* _Supplied information_:
--*--

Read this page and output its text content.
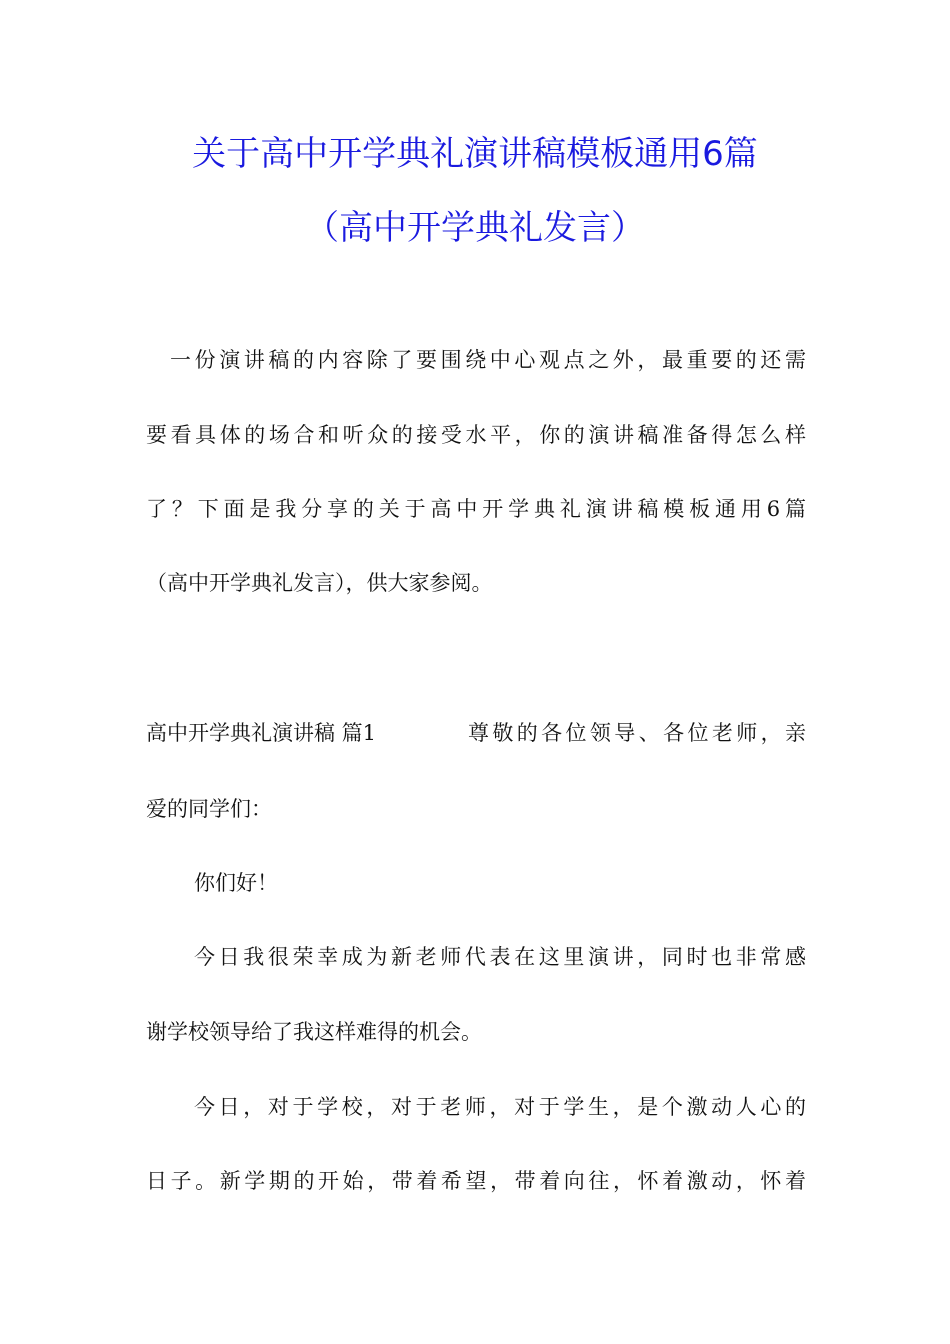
关于高中开学典礼演讲稿模板通用6篇
（高中开学典礼发言）
一份演讲稿的内容除了要围绕中心观点之外，最重要的还需
要看具体的场合和听众的接受水平，你的演讲稿准备得怎么样
了？下面是我分享的关于高中开学典礼演讲稿模板通用6篇
（高中开学典礼发言），供大家参阅。
高中开学典礼演讲稿 篇1	尊敬的各位领导、各位老师，亲
爱的同学们：
你们好！
今日我很荣幸成为新老师代表在这里演讲，同时也非常感
谢学校领导给了我这样难得的机会。
今日，对于学校，对于老师，对于学生，是个激动人心的
日子。新学期的开始，带着希望，带着向往，怀着激动，怀着
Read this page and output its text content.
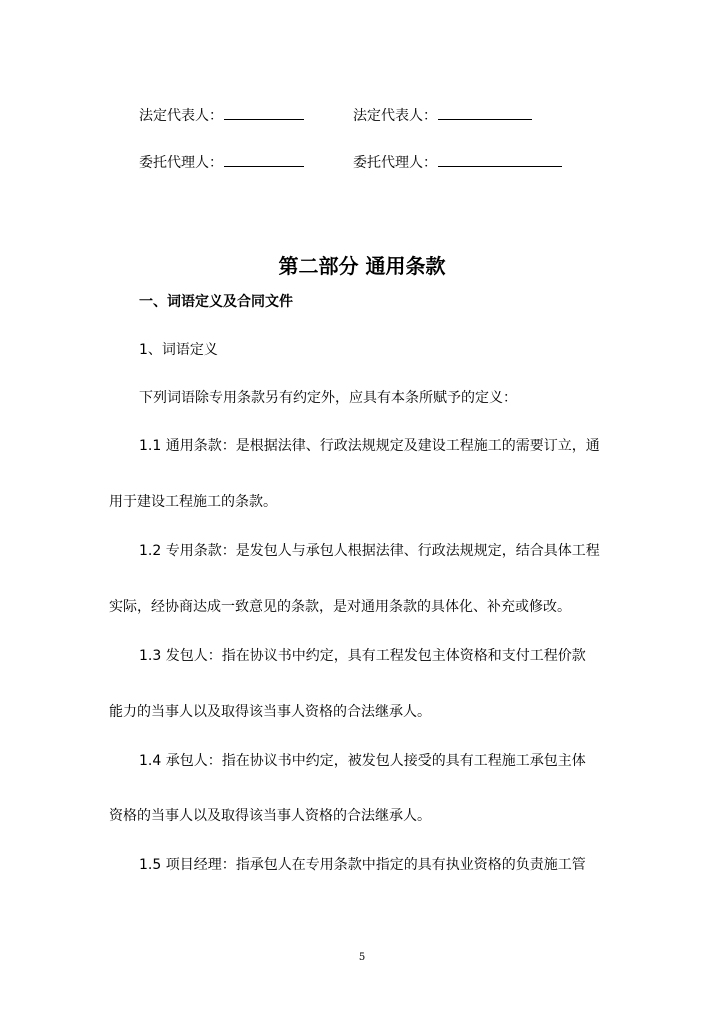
法定代表人：	法定代表人：
委托代理人：	委托代理人：
第二部分 通用条款
一、词语定义及合同文件
1、词语定义
下列词语除专用条款另有约定外，应具有本条所赋予的定义：
1.1 通用条款：是根据法律、行政法规规定及建设工程施工的需要订立，通
用于建设工程施工的条款。
1.2 专用条款：是发包人与承包人根据法律、行政法规规定，结合具体工程
实际，经协商达成一致意见的条款，是对通用条款的具体化、补充或修改。
1.3 发包人：指在协议书中约定，具有工程发包主体资格和支付工程价款
能力的当事人以及取得该当事人资格的合法继承人。
1.4 承包人：指在协议书中约定，被发包人接受的具有工程施工承包主体
资格的当事人以及取得该当事人资格的合法继承人。
1.5 项目经理：指承包人在专用条款中指定的具有执业资格的负责施工管
5
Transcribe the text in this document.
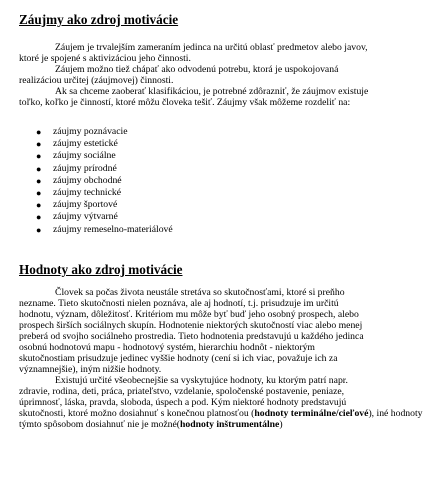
Záujmy ako zdroj motivácie

Záujem je trvalejším zameraním jedinca na určitú oblasť predmetov alebo javov,

ktoré je spojené s aktivizáciou jeho činnosti.

Záujem možno tiež chápať ako odvodenú potrebu, ktorá je uspokojovaná

realizáciou určitej (záujmovej) činnosti.

Ak sa chceme zaoberať klasifikáciou, je potrebné zdôrazniť, že záujmov existuje

toľko, koľko je činností, ktoré môžu človeka tešiť. Záujmy však môžeme rozdeliť na:

● záujmy poznávacie
● záujmy estetické
● záujmy sociálne
● záujmy prírodné
● záujmy obchodné
● záujmy technické
● záujmy športové
● záujmy výtvarné
● záujmy remeselno-materiálové
Hodnoty ako zdroj motivácie

Človek sa počas života neustále stretáva so skutočnosťami, ktoré si preňho

nezname. Tieto skutočnosti nielen poznáva, ale aj hodnotí, t.j. prisudzuje im určitú

hodnotu, význam, dôležitosť. Kritériom mu môže byť buď jeho osobný prospech, alebo

prospech širších sociálnych skupín. Hodnotenie niektorých skutočností viac alebo menej

preberá od svojho sociálneho prostredia. Tieto hodnotenia predstavujú u každého jedinca

osobnú hodnotovú mapu - hodnotový systém, hierarchiu hodnôt - niektorým

skutočnostiam prisudzuje jedinec vyššie hodnoty (cení si ich viac, považuje ich za

významnejšie), iným nižšie hodnoty.

Existujú určité všeobecnejšie sa vyskytujúce hodnoty, ku ktorým patrí napr.

zdravie, rodina, deti, práca, priateľstvo, vzdelanie, spoločenské postavenie, peniaze,

úprimnosť, láska, pravda, sloboda, úspech a pod. Kým niektoré hodnoty predstavujú

skutočnosti, ktoré možno dosiahnuť s konečnou platnosťou (hodnoty terminálne/cieľové), iné hodnoty týmto spôsobom dosiahnuť nie je možné(hodnoty inštrumentálne)
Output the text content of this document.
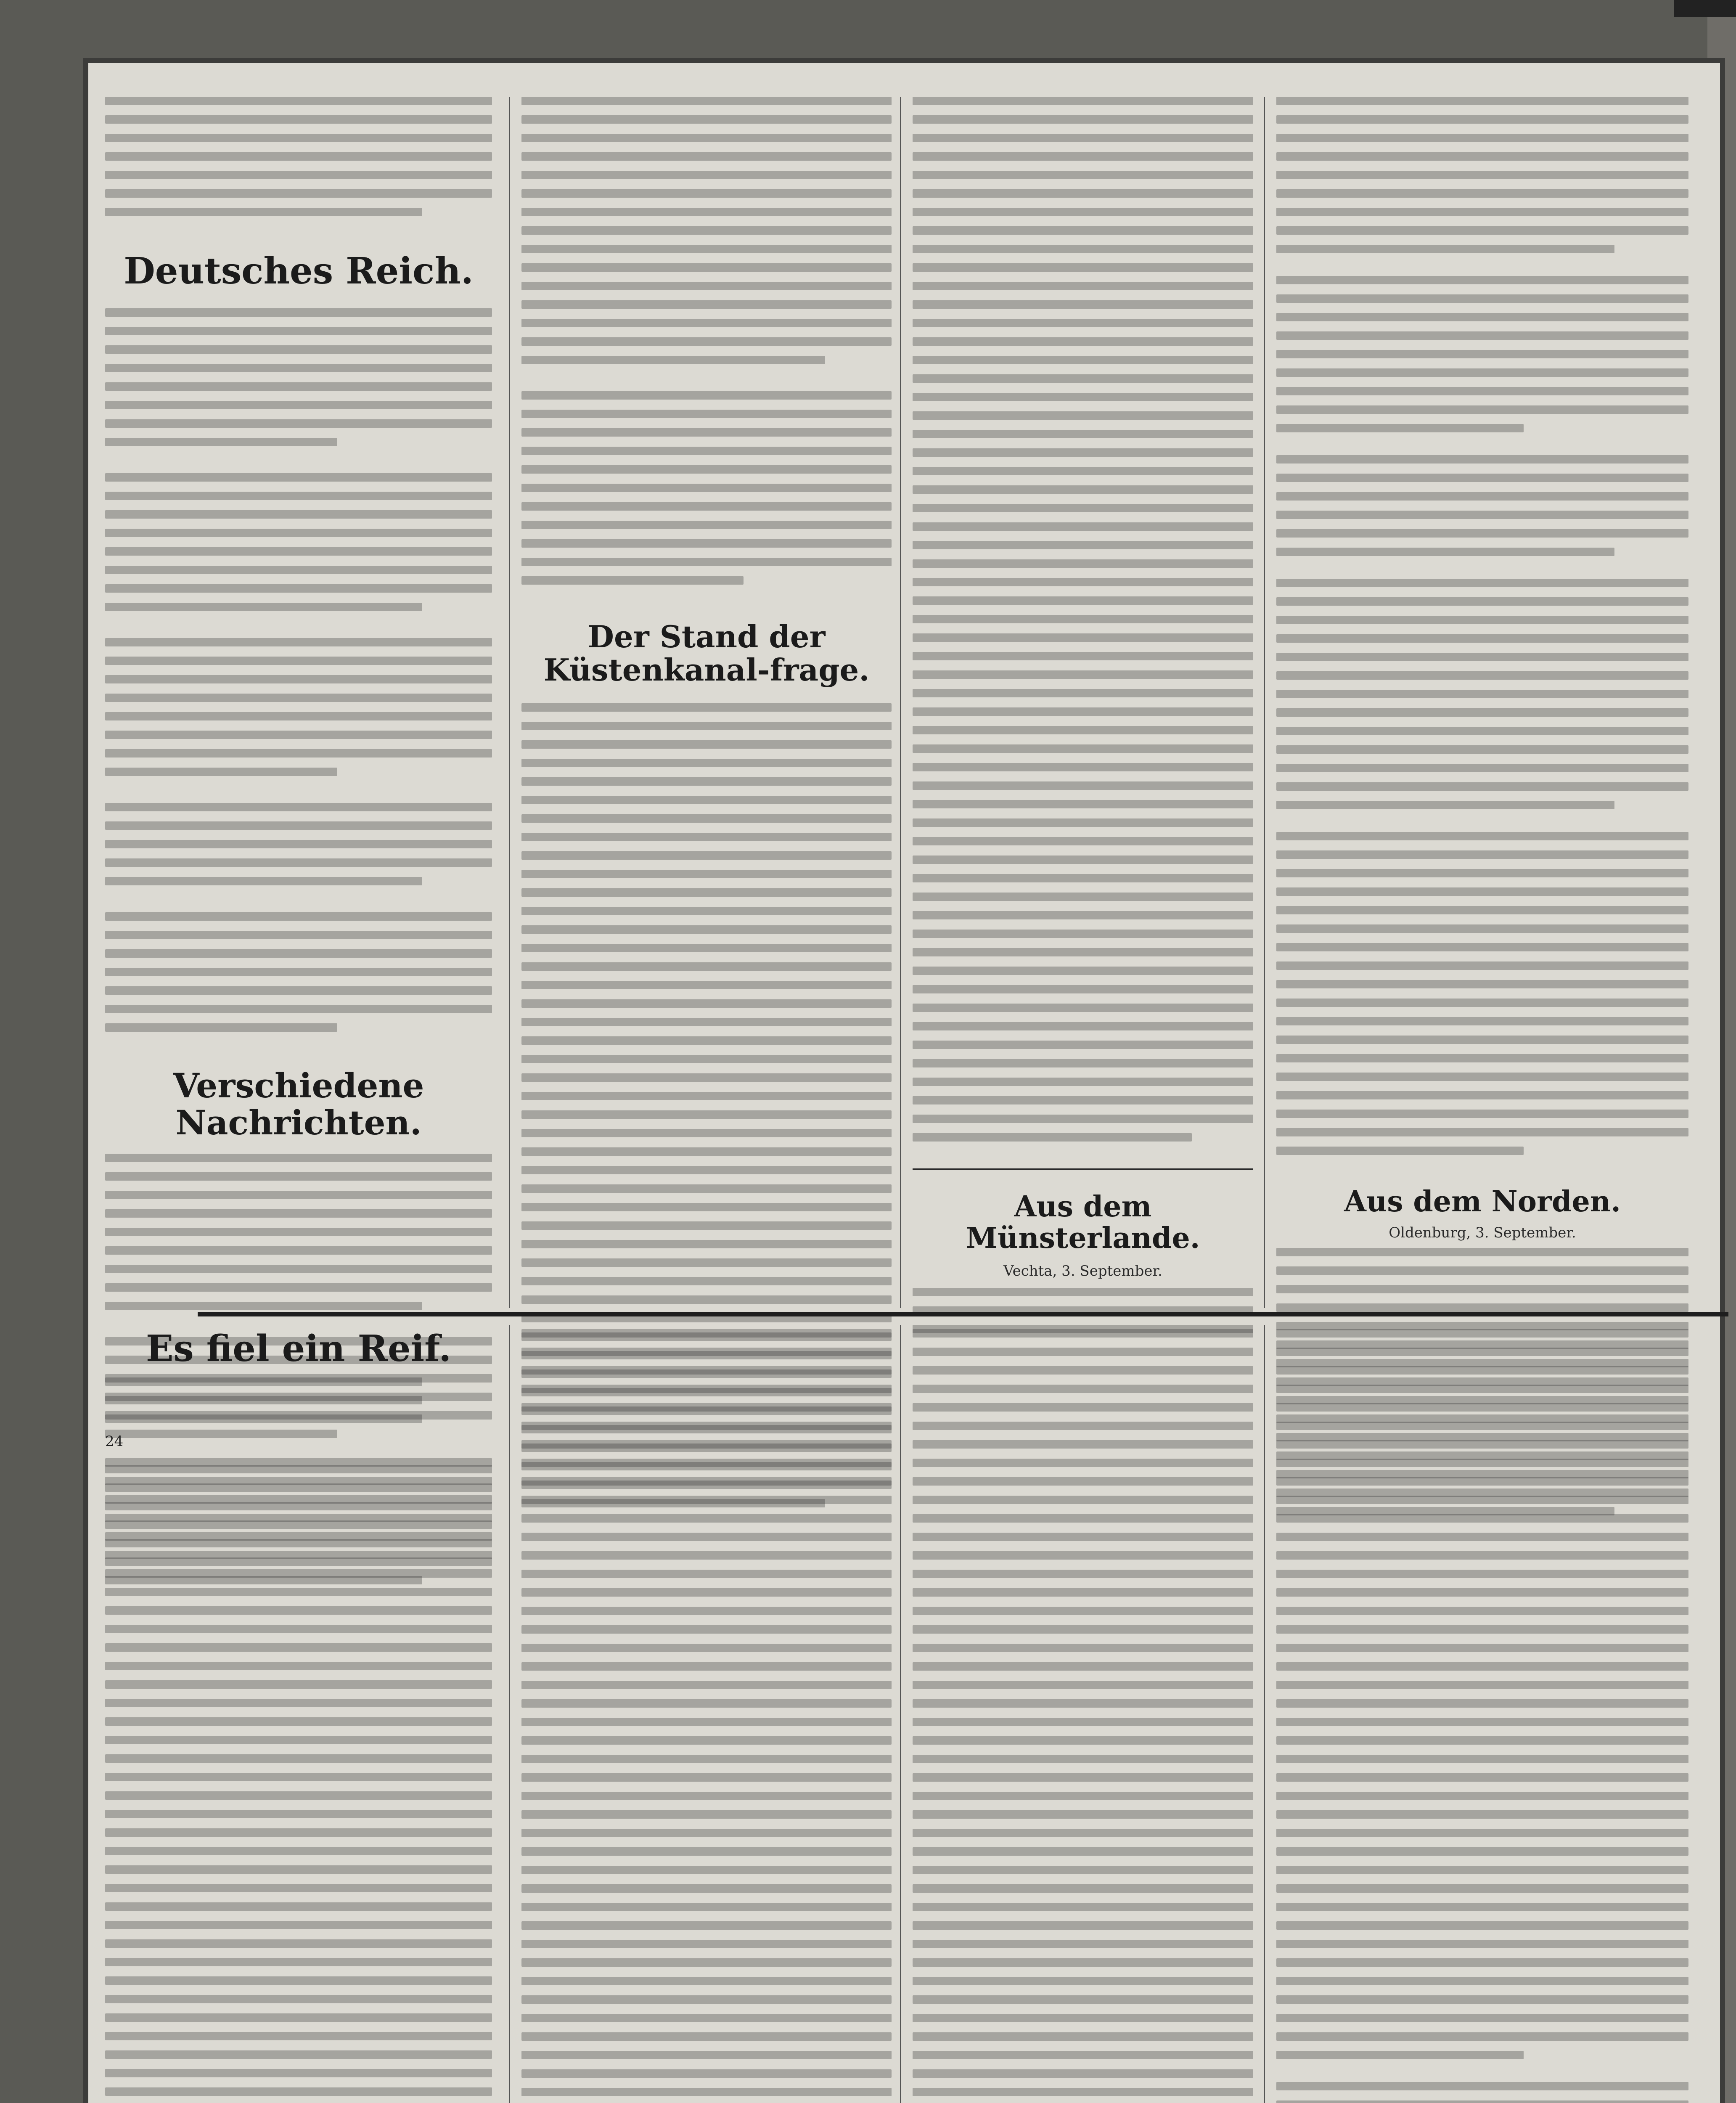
Deutsches Reich.
Verschiedene Nachrichten.
Der Stand der Küstenkanal-frage.
Aus dem Münsterlande.
Vechta, 3. September.
Aus dem Norden.
Oldenburg, 3. September.
Es fiel ein Reif.
24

--*--

* _Objective_: Only lines with "prospech" are wanted here; list each of them.

* _Worked answer_:
hodnotu, význam, dôležitosť. Kritériom mu môže byť buď jeho osobný prospech, alebo
prospech širších sociálnych skupín. Hodnotenie niektorých skutočností viac alebo menej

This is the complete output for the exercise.